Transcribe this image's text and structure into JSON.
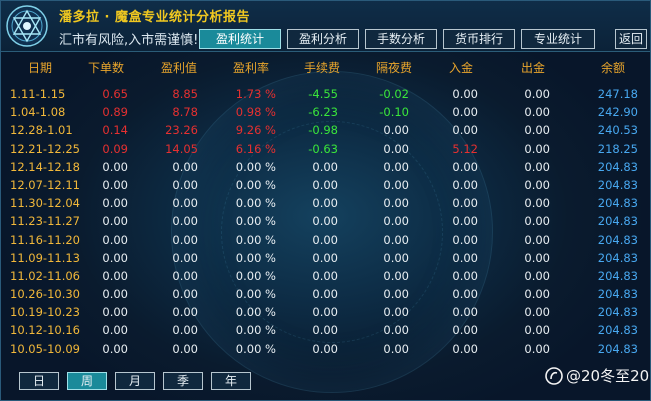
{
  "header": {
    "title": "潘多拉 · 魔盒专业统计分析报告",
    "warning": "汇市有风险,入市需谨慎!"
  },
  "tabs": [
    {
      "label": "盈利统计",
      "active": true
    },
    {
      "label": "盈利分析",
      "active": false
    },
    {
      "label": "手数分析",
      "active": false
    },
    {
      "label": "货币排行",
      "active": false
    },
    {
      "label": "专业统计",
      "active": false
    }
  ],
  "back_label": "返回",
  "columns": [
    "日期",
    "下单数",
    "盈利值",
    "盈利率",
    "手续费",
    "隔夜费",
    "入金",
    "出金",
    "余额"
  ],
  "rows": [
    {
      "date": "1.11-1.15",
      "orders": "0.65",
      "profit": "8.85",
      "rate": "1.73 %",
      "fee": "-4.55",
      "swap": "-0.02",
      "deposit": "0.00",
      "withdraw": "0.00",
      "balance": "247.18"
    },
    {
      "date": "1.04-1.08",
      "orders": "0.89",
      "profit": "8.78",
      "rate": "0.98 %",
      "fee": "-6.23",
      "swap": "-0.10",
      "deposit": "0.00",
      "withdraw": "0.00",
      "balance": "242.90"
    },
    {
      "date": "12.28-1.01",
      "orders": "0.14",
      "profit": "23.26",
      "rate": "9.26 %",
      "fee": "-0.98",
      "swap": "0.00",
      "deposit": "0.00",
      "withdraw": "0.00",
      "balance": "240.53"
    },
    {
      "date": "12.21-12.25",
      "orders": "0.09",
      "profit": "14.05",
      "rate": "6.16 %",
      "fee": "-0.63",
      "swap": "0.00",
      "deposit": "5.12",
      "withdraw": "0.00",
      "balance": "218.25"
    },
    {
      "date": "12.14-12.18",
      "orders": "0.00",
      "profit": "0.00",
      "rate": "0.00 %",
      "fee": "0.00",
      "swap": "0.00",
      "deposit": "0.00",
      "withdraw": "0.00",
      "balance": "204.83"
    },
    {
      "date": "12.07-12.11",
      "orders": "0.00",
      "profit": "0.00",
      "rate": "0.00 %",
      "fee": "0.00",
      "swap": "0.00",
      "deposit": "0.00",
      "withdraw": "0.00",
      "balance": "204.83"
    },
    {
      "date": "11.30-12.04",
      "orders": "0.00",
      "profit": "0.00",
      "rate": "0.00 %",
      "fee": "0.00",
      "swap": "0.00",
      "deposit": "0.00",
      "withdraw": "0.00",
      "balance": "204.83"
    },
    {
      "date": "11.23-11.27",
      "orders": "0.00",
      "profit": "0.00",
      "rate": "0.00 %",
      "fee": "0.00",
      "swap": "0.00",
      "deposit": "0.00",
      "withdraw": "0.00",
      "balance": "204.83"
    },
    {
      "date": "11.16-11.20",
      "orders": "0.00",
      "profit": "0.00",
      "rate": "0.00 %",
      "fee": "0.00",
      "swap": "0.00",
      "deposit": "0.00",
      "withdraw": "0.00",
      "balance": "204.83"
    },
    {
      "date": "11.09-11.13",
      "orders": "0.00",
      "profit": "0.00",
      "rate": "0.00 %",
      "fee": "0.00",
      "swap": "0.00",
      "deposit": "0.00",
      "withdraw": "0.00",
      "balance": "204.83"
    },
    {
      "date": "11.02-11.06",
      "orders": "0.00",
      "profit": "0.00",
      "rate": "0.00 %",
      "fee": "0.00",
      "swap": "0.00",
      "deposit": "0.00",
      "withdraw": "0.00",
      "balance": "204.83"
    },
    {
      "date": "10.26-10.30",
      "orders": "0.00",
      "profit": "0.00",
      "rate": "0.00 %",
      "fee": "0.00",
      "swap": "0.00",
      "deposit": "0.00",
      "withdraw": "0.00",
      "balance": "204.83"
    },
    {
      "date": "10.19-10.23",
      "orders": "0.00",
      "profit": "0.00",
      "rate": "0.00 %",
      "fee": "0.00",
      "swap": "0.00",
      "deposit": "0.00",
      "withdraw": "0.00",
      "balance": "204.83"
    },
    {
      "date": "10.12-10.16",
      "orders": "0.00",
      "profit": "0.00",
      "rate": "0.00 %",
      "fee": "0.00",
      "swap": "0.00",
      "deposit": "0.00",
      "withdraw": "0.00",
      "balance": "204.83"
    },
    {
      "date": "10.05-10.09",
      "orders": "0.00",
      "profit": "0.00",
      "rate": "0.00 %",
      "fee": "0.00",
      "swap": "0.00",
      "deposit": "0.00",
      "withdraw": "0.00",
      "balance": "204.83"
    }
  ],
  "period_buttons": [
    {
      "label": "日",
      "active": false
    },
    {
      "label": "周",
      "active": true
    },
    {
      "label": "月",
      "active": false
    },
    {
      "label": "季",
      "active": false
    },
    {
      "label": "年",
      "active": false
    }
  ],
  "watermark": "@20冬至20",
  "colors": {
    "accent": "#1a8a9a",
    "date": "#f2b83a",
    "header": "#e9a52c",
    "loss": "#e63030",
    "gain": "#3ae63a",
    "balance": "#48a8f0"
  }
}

□ □ □ □ □ □ □

§ **Instruction**:
Reproduce all of the material exactly, apart from the pictures.

§ **Final result**:
Transcribe this image's text and structure into JSON.
{
  "header": {
    "title": "潘多拉 · 魔盒专业统计分析报告",
    "warning": "汇市有风险,入市需谨慎!"
  },
  "tabs": [
    {
      "label": "盈利统计",
      "active": true
    },
    {
      "label": "盈利分析",
      "active": false
    },
    {
      "label": "手数分析",
      "active": false
    },
    {
      "label": "货币排行",
      "active": false
    },
    {
      "label": "专业统计",
      "active": false
    }
  ],
  "back_label": "返回",
  "columns": [
    "日期",
    "下单数",
    "盈利值",
    "盈利率",
    "手续费",
    "隔夜费",
    "入金",
    "出金",
    "余额"
  ],
  "rows": [
    {
      "date": "1.11-1.15",
      "orders": "0.65",
      "profit": "8.85",
      "rate": "1.73 %",
      "fee": "-4.55",
      "swap": "-0.02",
      "deposit": "0.00",
      "withdraw": "0.00",
      "balance": "247.18"
    },
    {
      "date": "1.04-1.08",
      "orders": "0.89",
      "profit": "8.78",
      "rate": "0.98 %",
      "fee": "-6.23",
      "swap": "-0.10",
      "deposit": "0.00",
      "withdraw": "0.00",
      "balance": "242.90"
    },
    {
      "date": "12.28-1.01",
      "orders": "0.14",
      "profit": "23.26",
      "rate": "9.26 %",
      "fee": "-0.98",
      "swap": "0.00",
      "deposit": "0.00",
      "withdraw": "0.00",
      "balance": "240.53"
    },
    {
      "date": "12.21-12.25",
      "orders": "0.09",
      "profit": "14.05",
      "rate": "6.16 %",
      "fee": "-0.63",
      "swap": "0.00",
      "deposit": "5.12",
      "withdraw": "0.00",
      "balance": "218.25"
    },
    {
      "date": "12.14-12.18",
      "orders": "0.00",
      "profit": "0.00",
      "rate": "0.00 %",
      "fee": "0.00",
      "swap": "0.00",
      "deposit": "0.00",
      "withdraw": "0.00",
      "balance": "204.83"
    },
    {
      "date": "12.07-12.11",
      "orders": "0.00",
      "profit": "0.00",
      "rate": "0.00 %",
      "fee": "0.00",
      "swap": "0.00",
      "deposit": "0.00",
      "withdraw": "0.00",
      "balance": "204.83"
    },
    {
      "date": "11.30-12.04",
      "orders": "0.00",
      "profit": "0.00",
      "rate": "0.00 %",
      "fee": "0.00",
      "swap": "0.00",
      "deposit": "0.00",
      "withdraw": "0.00",
      "balance": "204.83"
    },
    {
      "date": "11.23-11.27",
      "orders": "0.00",
      "profit": "0.00",
      "rate": "0.00 %",
      "fee": "0.00",
      "swap": "0.00",
      "deposit": "0.00",
      "withdraw": "0.00",
      "balance": "204.83"
    },
    {
      "date": "11.16-11.20",
      "orders": "0.00",
      "profit": "0.00",
      "rate": "0.00 %",
      "fee": "0.00",
      "swap": "0.00",
      "deposit": "0.00",
      "withdraw": "0.00",
      "balance": "204.83"
    },
    {
      "date": "11.09-11.13",
      "orders": "0.00",
      "profit": "0.00",
      "rate": "0.00 %",
      "fee": "0.00",
      "swap": "0.00",
      "deposit": "0.00",
      "withdraw": "0.00",
      "balance": "204.83"
    },
    {
      "date": "11.02-11.06",
      "orders": "0.00",
      "profit": "0.00",
      "rate": "0.00 %",
      "fee": "0.00",
      "swap": "0.00",
      "deposit": "0.00",
      "withdraw": "0.00",
      "balance": "204.83"
    },
    {
      "date": "10.26-10.30",
      "orders": "0.00",
      "profit": "0.00",
      "rate": "0.00 %",
      "fee": "0.00",
      "swap": "0.00",
      "deposit": "0.00",
      "withdraw": "0.00",
      "balance": "204.83"
    },
    {
      "date": "10.19-10.23",
      "orders": "0.00",
      "profit": "0.00",
      "rate": "0.00 %",
      "fee": "0.00",
      "swap": "0.00",
      "deposit": "0.00",
      "withdraw": "0.00",
      "balance": "204.83"
    },
    {
      "date": "10.12-10.16",
      "orders": "0.00",
      "profit": "0.00",
      "rate": "0.00 %",
      "fee": "0.00",
      "swap": "0.00",
      "deposit": "0.00",
      "withdraw": "0.00",
      "balance": "204.83"
    },
    {
      "date": "10.05-10.09",
      "orders": "0.00",
      "profit": "0.00",
      "rate": "0.00 %",
      "fee": "0.00",
      "swap": "0.00",
      "deposit": "0.00",
      "withdraw": "0.00",
      "balance": "204.83"
    }
  ],
  "period_buttons": [
    {
      "label": "日",
      "active": false
    },
    {
      "label": "周",
      "active": true
    },
    {
      "label": "月",
      "active": false
    },
    {
      "label": "季",
      "active": false
    },
    {
      "label": "年",
      "active": false
    }
  ],
  "watermark": "@20冬至20",
  "colors": {
    "accent": "#1a8a9a",
    "date": "#f2b83a",
    "header": "#e9a52c",
    "loss": "#e63030",
    "gain": "#3ae63a",
    "balance": "#48a8f0"
  }
}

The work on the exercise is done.